== What is required ==
State the number of lines in these records holding "before". Say nothing more.

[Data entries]
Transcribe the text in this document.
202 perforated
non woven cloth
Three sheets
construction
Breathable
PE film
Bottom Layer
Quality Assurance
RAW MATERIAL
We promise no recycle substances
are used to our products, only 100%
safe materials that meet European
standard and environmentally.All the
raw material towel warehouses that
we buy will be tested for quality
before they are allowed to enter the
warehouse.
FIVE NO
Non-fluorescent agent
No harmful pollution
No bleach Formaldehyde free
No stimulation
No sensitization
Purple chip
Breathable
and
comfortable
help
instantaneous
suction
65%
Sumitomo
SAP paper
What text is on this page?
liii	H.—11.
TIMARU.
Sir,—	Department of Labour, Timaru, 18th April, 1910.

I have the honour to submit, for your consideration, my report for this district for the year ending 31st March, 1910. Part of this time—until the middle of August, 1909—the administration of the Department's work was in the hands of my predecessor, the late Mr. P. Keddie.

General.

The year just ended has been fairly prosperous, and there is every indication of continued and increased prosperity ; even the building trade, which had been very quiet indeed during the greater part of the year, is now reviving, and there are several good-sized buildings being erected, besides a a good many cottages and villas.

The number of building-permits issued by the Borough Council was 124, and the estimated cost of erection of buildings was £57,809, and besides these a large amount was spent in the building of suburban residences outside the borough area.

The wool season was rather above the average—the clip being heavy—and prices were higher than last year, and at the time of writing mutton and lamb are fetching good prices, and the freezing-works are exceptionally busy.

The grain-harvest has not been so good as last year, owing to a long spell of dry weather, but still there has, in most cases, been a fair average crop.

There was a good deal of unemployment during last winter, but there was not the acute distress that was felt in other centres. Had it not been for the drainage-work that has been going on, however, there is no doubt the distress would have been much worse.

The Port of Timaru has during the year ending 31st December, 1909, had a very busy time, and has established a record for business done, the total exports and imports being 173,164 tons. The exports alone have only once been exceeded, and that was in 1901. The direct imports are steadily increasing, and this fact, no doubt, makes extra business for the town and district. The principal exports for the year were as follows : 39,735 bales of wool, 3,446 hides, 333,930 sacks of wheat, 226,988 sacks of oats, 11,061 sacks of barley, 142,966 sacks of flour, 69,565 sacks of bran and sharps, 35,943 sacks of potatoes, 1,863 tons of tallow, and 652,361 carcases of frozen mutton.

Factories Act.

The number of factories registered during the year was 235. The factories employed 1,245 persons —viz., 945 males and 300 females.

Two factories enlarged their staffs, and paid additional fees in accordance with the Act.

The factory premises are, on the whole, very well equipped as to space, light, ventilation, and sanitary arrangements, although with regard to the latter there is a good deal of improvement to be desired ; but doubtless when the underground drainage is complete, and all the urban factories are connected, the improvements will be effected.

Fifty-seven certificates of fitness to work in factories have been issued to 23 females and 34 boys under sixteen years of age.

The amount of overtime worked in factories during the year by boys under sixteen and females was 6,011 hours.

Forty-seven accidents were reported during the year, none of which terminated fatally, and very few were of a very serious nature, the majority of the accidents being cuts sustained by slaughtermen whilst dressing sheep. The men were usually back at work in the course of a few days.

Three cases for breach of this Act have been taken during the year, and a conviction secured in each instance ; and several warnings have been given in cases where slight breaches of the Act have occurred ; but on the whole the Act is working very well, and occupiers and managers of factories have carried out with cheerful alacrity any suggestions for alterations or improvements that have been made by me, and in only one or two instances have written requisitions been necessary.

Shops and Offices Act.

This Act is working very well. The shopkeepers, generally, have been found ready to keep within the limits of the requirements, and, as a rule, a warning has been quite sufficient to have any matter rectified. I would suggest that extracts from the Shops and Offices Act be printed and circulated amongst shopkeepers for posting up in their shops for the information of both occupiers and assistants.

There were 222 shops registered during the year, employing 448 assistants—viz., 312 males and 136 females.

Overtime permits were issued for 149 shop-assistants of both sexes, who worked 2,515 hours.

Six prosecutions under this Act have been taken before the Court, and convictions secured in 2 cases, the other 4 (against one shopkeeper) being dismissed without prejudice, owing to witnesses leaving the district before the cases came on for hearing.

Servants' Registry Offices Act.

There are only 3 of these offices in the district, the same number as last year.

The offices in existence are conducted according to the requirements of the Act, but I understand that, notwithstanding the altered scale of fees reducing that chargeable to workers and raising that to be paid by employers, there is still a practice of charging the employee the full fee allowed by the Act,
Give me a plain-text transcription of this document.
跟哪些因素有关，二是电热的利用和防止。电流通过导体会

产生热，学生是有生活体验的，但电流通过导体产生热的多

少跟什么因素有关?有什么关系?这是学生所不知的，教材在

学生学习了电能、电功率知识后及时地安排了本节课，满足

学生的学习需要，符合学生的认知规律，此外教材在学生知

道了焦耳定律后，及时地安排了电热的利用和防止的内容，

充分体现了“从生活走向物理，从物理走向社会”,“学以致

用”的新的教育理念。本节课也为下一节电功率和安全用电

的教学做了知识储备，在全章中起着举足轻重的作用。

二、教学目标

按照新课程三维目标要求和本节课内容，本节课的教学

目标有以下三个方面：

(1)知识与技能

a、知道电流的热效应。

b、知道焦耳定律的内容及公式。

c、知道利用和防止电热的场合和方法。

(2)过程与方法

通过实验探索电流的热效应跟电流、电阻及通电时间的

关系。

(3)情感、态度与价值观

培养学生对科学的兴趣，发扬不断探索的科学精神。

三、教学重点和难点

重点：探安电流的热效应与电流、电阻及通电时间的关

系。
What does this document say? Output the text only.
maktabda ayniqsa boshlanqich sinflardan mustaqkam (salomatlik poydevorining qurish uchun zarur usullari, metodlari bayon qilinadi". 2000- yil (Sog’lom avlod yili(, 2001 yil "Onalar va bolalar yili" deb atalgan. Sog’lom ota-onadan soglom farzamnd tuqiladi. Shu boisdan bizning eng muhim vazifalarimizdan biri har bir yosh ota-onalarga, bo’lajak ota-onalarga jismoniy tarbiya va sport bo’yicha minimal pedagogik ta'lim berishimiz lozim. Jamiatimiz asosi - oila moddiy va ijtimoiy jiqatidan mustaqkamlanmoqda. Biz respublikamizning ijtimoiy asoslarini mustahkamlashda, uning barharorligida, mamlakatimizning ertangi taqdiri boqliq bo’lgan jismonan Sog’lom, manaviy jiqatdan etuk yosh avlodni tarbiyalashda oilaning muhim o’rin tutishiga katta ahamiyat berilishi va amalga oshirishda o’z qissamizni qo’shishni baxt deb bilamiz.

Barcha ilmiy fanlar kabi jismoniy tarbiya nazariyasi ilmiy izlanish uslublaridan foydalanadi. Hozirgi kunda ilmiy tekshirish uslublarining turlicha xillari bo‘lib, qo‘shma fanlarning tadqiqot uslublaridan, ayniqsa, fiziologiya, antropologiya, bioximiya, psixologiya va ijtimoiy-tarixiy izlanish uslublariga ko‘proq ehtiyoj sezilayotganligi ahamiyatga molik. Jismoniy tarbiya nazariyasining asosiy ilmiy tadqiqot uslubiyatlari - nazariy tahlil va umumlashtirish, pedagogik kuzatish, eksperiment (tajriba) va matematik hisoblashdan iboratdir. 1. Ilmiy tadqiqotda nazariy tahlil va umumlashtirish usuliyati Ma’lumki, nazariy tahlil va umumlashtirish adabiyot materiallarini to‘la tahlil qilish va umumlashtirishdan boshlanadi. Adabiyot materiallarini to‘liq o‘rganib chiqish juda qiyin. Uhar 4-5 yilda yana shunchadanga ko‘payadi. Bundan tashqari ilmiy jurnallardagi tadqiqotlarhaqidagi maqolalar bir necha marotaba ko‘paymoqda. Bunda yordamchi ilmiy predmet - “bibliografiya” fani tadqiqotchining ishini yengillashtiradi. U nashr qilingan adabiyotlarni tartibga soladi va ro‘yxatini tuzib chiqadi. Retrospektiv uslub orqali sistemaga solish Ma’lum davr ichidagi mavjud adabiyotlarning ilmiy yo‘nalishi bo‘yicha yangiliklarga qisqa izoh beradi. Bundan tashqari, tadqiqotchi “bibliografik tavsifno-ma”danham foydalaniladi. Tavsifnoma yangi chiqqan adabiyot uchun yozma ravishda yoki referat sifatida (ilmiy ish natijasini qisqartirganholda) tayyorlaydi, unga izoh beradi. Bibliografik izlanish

== Expected answer ==
2